---------- LISTED ENTRIES

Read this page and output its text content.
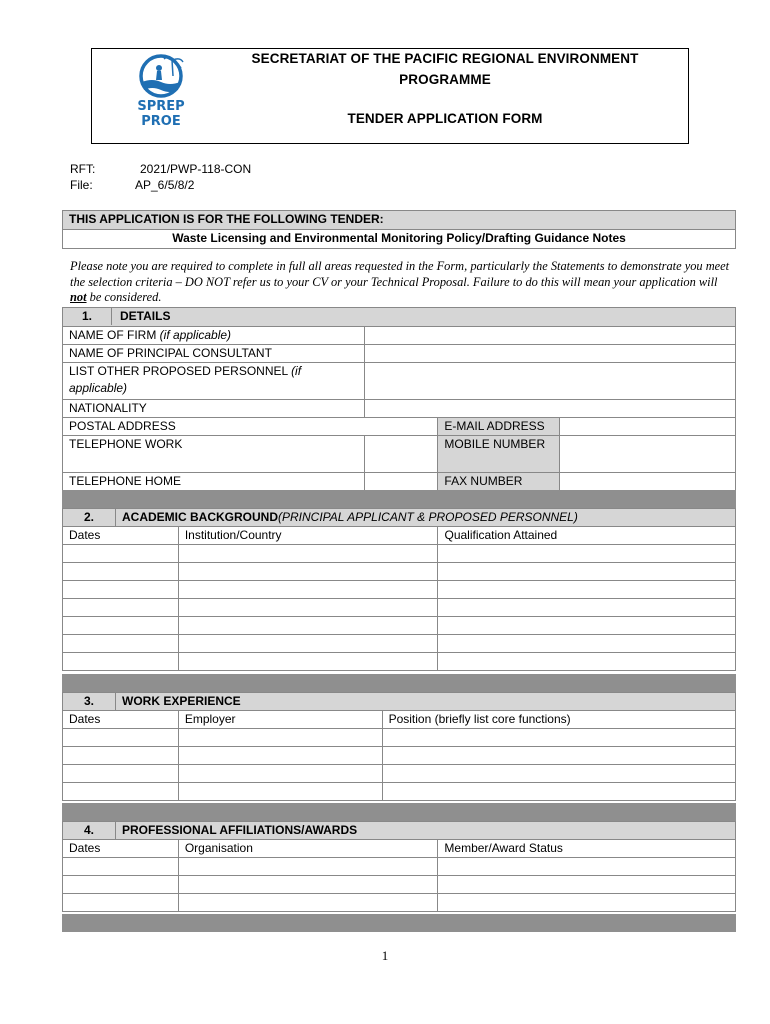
SPREP
PROE
SECRETARIAT OF THE PACIFIC REGIONAL ENVIRONMENT
PROGRAMME
TENDER APPLICATION FORM
RFT:	2021/PWP-118-CON
File:	AP_6/5/8/2
THIS APPLICATION IS FOR THE FOLLOWING TENDER:
Waste Licensing and Environmental Monitoring Policy/Drafting Guidance Notes
Please note you are required to complete in full all areas requested in the Form, particularly the Statements to demonstrate you meet the selection criteria – DO NOT refer us to your CV or your Technical Proposal. Failure to do this will mean your application will not be considered.
1. DETAILS			
NAME OF FIRM (if applicable)			
NAME OF PRINCIPAL CONSULTANT			
LIST OTHER PROPOSED PERSONNEL (if applicable)			
NATIONALITY			
POSTAL ADDRESS		E-MAIL ADDRESS	
TELEPHONE WORK		MOBILE NUMBER	
TELEPHONE HOME		FAX NUMBER	
2. ACADEMIC BACKGROUND(PRINCIPAL APPLICANT & PROPOSED PERSONNEL)		
Dates	Institution/Country	Qualification Attained

3. WORK EXPERIENCE		
Dates	Employer	Position (briefly list core functions)

4. PROFESSIONAL AFFILIATIONS/AWARDS		
Dates	Organisation	Member/Award Status

1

--------------------

EXERCISE GOAL
Pick out each line above that includes "PRINCIPAL" and show it.

ANSWER
NAME OF PRINCIPAL CONSULTANT			
2. ACADEMIC BACKGROUND(PRINCIPAL APPLICANT & PROPOSED PERSONNEL)		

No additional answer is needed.